EXERCISE A: Format every line of the dataset records below as a JSON list of strings, one string per line, leaving out any blank lines.

PASSAGE PROVIDED:

********************

Version 3.5.3 — 2012-09-29

  • Line numbers in the HTML report line up better with the source lines, fixing issue 197, thanks Marius Gedminas.

  • When specifying a directory as the source= option, the directory itself no longer needs to have a __init__.py file, though its sub-directories do, to be considered as source files.

  • Files encoded as UTF-8 with a BOM are now properly handled, fixing issue 179. Thanks, Pablo Carballo.

  • Fixed more cases of non-Python files being reported as Python source, and then not being able to parse them as Python. Closes issue 82 (again). Thanks, Julian Berman.

  • Fixed memory leaks under Python 3, thanks, Brett Cannon. Closes issue 147.

  • Optimized .pyo files may not have been handled correctly, issue 195. Thanks, Marius Gedminas.

  • Certain unusually named file paths could have been mangled during reporting, issue 194. Thanks, Marius Gedminas.

  • Try to do a better job of the impossible task of detecting when we can’t build the C extension, fixing issue 183.

  • Testing is now done with tox, thanks, Marc Abramowitz.

Version 3.5.2 — 2012-05-04

No changes since 3.5.2.b1

Version 3.5.2b1 — 2012-04-29

  • The HTML report has slightly tweaked controls: the buttons at the top of the page are color-coded to the source lines they affect.

  • Custom CSS can be applied to the HTML report by specifying a CSS file as the extra_css configuration value in the [html] section.

  • Source files with custom encodings declared in a comment at the top are now properly handled during reporting on Python 2. Python 3 always handled them properly. This fixes issue 157.

  • Backup files left behind by editors are no longer collected by the source= option, fixing issue 168.

  • If a file doesn’t parse properly as Python, we don’t report it as an error if the file name seems like maybe it wasn’t meant to be Python. This is a pragmatic fix for issue 82.

********************

Dataset records

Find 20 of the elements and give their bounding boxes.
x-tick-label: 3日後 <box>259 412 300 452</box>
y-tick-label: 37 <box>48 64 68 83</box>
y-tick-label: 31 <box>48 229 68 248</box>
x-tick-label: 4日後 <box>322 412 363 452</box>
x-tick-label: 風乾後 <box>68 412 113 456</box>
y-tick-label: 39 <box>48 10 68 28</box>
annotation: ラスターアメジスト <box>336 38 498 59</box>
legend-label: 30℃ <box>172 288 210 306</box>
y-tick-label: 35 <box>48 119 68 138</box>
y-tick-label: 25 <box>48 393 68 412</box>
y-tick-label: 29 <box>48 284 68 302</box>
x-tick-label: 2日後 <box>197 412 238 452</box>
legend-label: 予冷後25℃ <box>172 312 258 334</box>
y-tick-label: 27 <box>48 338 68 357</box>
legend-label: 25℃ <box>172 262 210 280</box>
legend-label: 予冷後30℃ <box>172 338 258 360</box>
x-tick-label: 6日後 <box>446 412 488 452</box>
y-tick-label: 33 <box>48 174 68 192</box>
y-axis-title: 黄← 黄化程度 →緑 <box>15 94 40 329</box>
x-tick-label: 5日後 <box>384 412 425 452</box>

********************

EXERCISE B: Quote the stretch of the release notes from "Version 3.5.2b1 —" through "lines they affect.".

COMPLETE OUTPUT A:
[
  "Find 20 of the elements and give their bounding boxes.",
  "x-tick-label: 3日後 <box>259 412 300 452</box>",
  "y-tick-label: 37 <box>48 64 68 83</box>",
  "y-tick-label: 31 <box>48 229 68 248</box>",
  "x-tick-label: 4日後 <box>322 412 363 452</box>",
  "x-tick-label: 風乾後 <box>68 412 113 456</box>",
  "y-tick-label: 39 <box>48 10 68 28</box>",
  "annotation: ラスターアメジスト <box>336 38 498 59</box>",
  "legend-label: 30℃ <box>172 288 210 306</box>",
  "y-tick-label: 35 <box>48 119 68 138</box>",
  "y-tick-label: 25 <box>48 393 68 412</box>",
  "y-tick-label: 29 <box>48 284 68 302</box>",
  "x-tick-label: 2日後 <box>197 412 238 452</box>",
  "legend-label: 予冷後25℃ <box>172 312 258 334</box>",
  "y-tick-label: 27 <box>48 338 68 357</box>",
  "legend-label: 25℃ <box>172 262 210 280</box>",
  "legend-label: 予冷後30℃ <box>172 338 258 360</box>",
  "x-tick-label: 6日後 <box>446 412 488 452</box>",
  "y-tick-label: 33 <box>48 174 68 192</box>",
  "y-axis-title: 黄← 黄化程度 →緑 <box>15 94 40 329</box>",
  "x-tick-label: 5日後 <box>384 412 425 452</box>"
]

COMPLETE OUTPUT B:
Version 3.5.2b1 — 2012-04-29

  • The HTML report has slightly tweaked controls: the buttons at the top of the page are color-coded to the source lines they affect.